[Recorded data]
>> Begin
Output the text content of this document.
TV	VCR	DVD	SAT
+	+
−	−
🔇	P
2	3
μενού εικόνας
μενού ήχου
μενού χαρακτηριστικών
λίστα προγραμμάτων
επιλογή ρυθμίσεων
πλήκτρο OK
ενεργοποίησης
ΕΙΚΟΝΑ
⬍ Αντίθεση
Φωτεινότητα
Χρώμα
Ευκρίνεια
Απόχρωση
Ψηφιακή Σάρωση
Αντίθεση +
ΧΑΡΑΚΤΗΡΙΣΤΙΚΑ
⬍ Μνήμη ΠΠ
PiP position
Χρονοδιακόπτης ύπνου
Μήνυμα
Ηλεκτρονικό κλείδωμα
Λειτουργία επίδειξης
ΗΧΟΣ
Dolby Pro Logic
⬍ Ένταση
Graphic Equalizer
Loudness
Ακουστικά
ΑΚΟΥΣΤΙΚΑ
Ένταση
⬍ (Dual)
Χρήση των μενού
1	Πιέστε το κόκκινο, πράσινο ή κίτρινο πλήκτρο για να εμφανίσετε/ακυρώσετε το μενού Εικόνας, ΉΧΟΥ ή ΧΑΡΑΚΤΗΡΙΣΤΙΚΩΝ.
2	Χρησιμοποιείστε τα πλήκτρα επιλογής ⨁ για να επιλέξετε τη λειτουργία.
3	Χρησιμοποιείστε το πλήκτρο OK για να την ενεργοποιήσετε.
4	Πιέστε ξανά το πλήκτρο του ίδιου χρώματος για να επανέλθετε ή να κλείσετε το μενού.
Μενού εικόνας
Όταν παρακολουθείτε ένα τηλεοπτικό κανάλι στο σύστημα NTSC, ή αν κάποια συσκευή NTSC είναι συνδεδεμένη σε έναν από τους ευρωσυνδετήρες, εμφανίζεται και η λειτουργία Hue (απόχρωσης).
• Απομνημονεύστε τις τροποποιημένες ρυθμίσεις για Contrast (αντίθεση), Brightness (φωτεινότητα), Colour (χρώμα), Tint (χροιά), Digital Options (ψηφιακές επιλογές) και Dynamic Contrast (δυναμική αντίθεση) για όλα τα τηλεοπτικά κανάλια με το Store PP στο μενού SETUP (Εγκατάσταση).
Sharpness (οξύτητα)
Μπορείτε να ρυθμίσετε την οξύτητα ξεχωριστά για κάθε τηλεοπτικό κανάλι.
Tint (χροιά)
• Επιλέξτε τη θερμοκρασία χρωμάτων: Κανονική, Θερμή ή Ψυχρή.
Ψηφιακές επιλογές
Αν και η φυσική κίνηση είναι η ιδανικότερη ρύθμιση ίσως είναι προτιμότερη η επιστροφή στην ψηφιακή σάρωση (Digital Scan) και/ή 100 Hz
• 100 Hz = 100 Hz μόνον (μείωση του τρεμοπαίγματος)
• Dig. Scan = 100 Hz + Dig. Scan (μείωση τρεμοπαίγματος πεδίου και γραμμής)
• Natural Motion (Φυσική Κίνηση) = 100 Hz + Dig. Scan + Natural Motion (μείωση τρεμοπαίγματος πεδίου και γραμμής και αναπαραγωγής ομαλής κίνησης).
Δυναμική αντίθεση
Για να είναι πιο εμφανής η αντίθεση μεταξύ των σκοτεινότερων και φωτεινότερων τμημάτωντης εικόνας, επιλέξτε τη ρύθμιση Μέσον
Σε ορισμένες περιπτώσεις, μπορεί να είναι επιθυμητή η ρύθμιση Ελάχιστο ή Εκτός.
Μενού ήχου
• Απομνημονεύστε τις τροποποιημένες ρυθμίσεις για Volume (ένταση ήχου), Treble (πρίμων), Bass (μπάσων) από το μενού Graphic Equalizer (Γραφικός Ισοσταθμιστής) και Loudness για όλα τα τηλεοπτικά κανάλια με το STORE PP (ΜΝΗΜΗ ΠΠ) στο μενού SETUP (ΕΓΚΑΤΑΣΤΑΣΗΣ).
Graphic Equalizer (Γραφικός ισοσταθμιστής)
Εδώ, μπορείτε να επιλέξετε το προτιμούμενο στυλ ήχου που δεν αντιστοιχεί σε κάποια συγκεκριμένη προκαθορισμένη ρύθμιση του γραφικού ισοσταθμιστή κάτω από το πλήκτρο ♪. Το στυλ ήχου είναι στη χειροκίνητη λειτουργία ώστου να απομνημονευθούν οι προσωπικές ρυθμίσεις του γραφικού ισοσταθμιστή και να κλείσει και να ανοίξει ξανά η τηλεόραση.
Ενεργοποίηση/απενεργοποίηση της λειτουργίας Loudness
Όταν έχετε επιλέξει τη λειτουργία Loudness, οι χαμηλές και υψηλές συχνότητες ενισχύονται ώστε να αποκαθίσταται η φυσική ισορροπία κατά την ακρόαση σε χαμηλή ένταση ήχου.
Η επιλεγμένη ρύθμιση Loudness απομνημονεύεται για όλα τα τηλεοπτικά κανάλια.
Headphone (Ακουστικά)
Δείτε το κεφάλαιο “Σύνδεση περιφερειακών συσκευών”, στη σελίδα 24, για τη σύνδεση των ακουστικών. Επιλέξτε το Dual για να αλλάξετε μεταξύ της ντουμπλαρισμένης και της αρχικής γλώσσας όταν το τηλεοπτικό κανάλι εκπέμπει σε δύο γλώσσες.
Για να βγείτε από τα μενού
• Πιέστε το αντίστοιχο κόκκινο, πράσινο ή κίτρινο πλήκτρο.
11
>> End
> [SET EXERCISE] Write out every line of the records exactly.

> [OUTPUT FOR THIS EXERCISE]
Output the text content of this document.
TV	VCR	DVD	SAT
+	+
−	−
🔇	P
2	3
μενού εικόνας
μενού ήχου
μενού χαρακτηριστικών
λίστα προγραμμάτων
επιλογή ρυθμίσεων
πλήκτρο OK
ενεργοποίησης
ΕΙΚΟΝΑ
⬍ Αντίθεση
Φωτεινότητα
Χρώμα
Ευκρίνεια
Απόχρωση
Ψηφιακή Σάρωση
Αντίθεση +
ΧΑΡΑΚΤΗΡΙΣΤΙΚΑ
⬍ Μνήμη ΠΠ
PiP position
Χρονοδιακόπτης ύπνου
Μήνυμα
Ηλεκτρονικό κλείδωμα
Λειτουργία επίδειξης
ΗΧΟΣ
Dolby Pro Logic
⬍ Ένταση
Graphic Equalizer
Loudness
Ακουστικά
ΑΚΟΥΣΤΙΚΑ
Ένταση
⬍ (Dual)
Χρήση των μενού
1	Πιέστε το κόκκινο, πράσινο ή κίτρινο πλήκτρο για να εμφανίσετε/ακυρώσετε το μενού Εικόνας, ΉΧΟΥ ή ΧΑΡΑΚΤΗΡΙΣΤΙΚΩΝ.
2	Χρησιμοποιείστε τα πλήκτρα επιλογής ⨁ για να επιλέξετε τη λειτουργία.
3	Χρησιμοποιείστε το πλήκτρο OK για να την ενεργοποιήσετε.
4	Πιέστε ξανά το πλήκτρο του ίδιου χρώματος για να επανέλθετε ή να κλείσετε το μενού.
Μενού εικόνας
Όταν παρακολουθείτε ένα τηλεοπτικό κανάλι στο σύστημα NTSC, ή αν κάποια συσκευή NTSC είναι συνδεδεμένη σε έναν από τους ευρωσυνδετήρες, εμφανίζεται και η λειτουργία Hue (απόχρωσης).
• Απομνημονεύστε τις τροποποιημένες ρυθμίσεις για Contrast (αντίθεση), Brightness (φωτεινότητα), Colour (χρώμα), Tint (χροιά), Digital Options (ψηφιακές επιλογές) και Dynamic Contrast (δυναμική αντίθεση) για όλα τα τηλεοπτικά κανάλια με το Store PP στο μενού SETUP (Εγκατάσταση).
Sharpness (οξύτητα)
Μπορείτε να ρυθμίσετε την οξύτητα ξεχωριστά για κάθε τηλεοπτικό κανάλι.
Tint (χροιά)
• Επιλέξτε τη θερμοκρασία χρωμάτων: Κανονική, Θερμή ή Ψυχρή.
Ψηφιακές επιλογές
Αν και η φυσική κίνηση είναι η ιδανικότερη ρύθμιση ίσως είναι προτιμότερη η επιστροφή στην ψηφιακή σάρωση (Digital Scan) και/ή 100 Hz
• 100 Hz = 100 Hz μόνον (μείωση του τρεμοπαίγματος)
• Dig. Scan = 100 Hz + Dig. Scan (μείωση τρεμοπαίγματος πεδίου και γραμμής)
• Natural Motion (Φυσική Κίνηση) = 100 Hz + Dig. Scan + Natural Motion (μείωση τρεμοπαίγματος πεδίου και γραμμής και αναπαραγωγής ομαλής κίνησης).
Δυναμική αντίθεση
Για να είναι πιο εμφανής η αντίθεση μεταξύ των σκοτεινότερων και φωτεινότερων τμημάτωντης εικόνας, επιλέξτε τη ρύθμιση Μέσον
Σε ορισμένες περιπτώσεις, μπορεί να είναι επιθυμητή η ρύθμιση Ελάχιστο ή Εκτός.
Μενού ήχου
• Απομνημονεύστε τις τροποποιημένες ρυθμίσεις για Volume (ένταση ήχου), Treble (πρίμων), Bass (μπάσων) από το μενού Graphic Equalizer (Γραφικός Ισοσταθμιστής) και Loudness για όλα τα τηλεοπτικά κανάλια με το STORE PP (ΜΝΗΜΗ ΠΠ) στο μενού SETUP (ΕΓΚΑΤΑΣΤΑΣΗΣ).
Graphic Equalizer (Γραφικός ισοσταθμιστής)
Εδώ, μπορείτε να επιλέξετε το προτιμούμενο στυλ ήχου που δεν αντιστοιχεί σε κάποια συγκεκριμένη προκαθορισμένη ρύθμιση του γραφικού ισοσταθμιστή κάτω από το πλήκτρο ♪. Το στυλ ήχου είναι στη χειροκίνητη λειτουργία ώστου να απομνημονευθούν οι προσωπικές ρυθμίσεις του γραφικού ισοσταθμιστή και να κλείσει και να ανοίξει ξανά η τηλεόραση.
Ενεργοποίηση/απενεργοποίηση της λειτουργίας Loudness
Όταν έχετε επιλέξει τη λειτουργία Loudness, οι χαμηλές και υψηλές συχνότητες ενισχύονται ώστε να αποκαθίσταται η φυσική ισορροπία κατά την ακρόαση σε χαμηλή ένταση ήχου.
Η επιλεγμένη ρύθμιση Loudness απομνημονεύεται για όλα τα τηλεοπτικά κανάλια.
Headphone (Ακουστικά)
Δείτε το κεφάλαιο “Σύνδεση περιφερειακών συσκευών”, στη σελίδα 24, για τη σύνδεση των ακουστικών. Επιλέξτε το Dual για να αλλάξετε μεταξύ της ντουμπλαρισμένης και της αρχικής γλώσσας όταν το τηλεοπτικό κανάλι εκπέμπει σε δύο γλώσσες.
Για να βγείτε από τα μενού
• Πιέστε το αντίστοιχο κόκκινο, πράσινο ή κίτρινο πλήκτρο.
11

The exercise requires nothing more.